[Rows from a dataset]
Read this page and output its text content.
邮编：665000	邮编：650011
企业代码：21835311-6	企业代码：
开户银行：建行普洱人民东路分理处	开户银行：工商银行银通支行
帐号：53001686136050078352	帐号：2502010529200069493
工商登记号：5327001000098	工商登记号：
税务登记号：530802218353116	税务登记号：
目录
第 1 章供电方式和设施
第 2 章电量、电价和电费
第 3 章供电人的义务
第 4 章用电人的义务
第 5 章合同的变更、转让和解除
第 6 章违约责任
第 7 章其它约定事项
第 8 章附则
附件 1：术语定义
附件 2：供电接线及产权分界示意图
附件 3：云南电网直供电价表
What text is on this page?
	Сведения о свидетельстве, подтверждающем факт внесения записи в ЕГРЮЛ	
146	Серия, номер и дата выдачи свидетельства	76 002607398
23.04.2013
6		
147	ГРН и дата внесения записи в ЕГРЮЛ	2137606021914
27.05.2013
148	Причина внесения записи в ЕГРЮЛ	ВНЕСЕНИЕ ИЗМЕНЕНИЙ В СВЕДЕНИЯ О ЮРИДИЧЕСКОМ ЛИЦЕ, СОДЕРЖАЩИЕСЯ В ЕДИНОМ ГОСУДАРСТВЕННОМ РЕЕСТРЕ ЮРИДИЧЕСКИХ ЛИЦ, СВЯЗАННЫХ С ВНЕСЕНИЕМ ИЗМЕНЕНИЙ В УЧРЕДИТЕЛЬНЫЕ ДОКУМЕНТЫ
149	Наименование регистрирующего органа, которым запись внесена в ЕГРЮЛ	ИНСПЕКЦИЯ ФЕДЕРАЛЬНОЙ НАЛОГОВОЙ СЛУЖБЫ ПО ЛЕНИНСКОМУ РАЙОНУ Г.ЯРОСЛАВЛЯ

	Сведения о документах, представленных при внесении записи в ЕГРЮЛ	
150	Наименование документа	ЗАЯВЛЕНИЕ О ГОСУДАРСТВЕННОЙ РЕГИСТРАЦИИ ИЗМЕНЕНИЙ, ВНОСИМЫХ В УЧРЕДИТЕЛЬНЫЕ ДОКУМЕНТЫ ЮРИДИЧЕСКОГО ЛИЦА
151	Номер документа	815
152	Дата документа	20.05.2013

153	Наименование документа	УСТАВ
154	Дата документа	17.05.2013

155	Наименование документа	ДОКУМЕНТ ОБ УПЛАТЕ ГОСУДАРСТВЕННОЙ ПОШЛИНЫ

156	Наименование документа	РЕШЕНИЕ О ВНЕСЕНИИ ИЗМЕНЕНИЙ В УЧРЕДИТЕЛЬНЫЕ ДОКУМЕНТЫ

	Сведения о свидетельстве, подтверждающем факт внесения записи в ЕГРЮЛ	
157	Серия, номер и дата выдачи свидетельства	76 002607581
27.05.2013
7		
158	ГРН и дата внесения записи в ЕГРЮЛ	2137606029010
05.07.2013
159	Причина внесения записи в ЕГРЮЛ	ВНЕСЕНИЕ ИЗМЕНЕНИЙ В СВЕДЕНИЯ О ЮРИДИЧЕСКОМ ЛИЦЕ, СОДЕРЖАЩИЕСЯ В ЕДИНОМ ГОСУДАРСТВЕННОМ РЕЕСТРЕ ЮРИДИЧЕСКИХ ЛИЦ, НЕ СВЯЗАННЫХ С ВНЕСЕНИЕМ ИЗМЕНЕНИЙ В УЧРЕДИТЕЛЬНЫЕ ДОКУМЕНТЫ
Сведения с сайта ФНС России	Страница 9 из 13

__Directions for this task__. Within the listing above, copy each line that has the string "ЮРИДИЧЕСКИХ".

__Full answer__.
148	Причина внесения записи в ЕГРЮЛ	ВНЕСЕНИЕ ИЗМЕНЕНИЙ В СВЕДЕНИЯ О ЮРИДИЧЕСКОМ ЛИЦЕ, СОДЕРЖАЩИЕСЯ В ЕДИНОМ ГОСУДАРСТВЕННОМ РЕЕСТРЕ ЮРИДИЧЕСКИХ ЛИЦ, СВЯЗАННЫХ С ВНЕСЕНИЕМ ИЗМЕНЕНИЙ В УЧРЕДИТЕЛЬНЫЕ ДОКУМЕНТЫ
159	Причина внесения записи в ЕГРЮЛ	ВНЕСЕНИЕ ИЗМЕНЕНИЙ В СВЕДЕНИЯ О ЮРИДИЧЕСКОМ ЛИЦЕ, СОДЕРЖАЩИЕСЯ В ЕДИНОМ ГОСУДАРСТВЕННОМ РЕЕСТРЕ ЮРИДИЧЕСКИХ ЛИЦ, НЕ СВЯЗАННЫХ С ВНЕСЕНИЕМ ИЗМЕНЕНИЙ В УЧРЕДИТЕЛЬНЫЕ ДОКУМЕНТЫ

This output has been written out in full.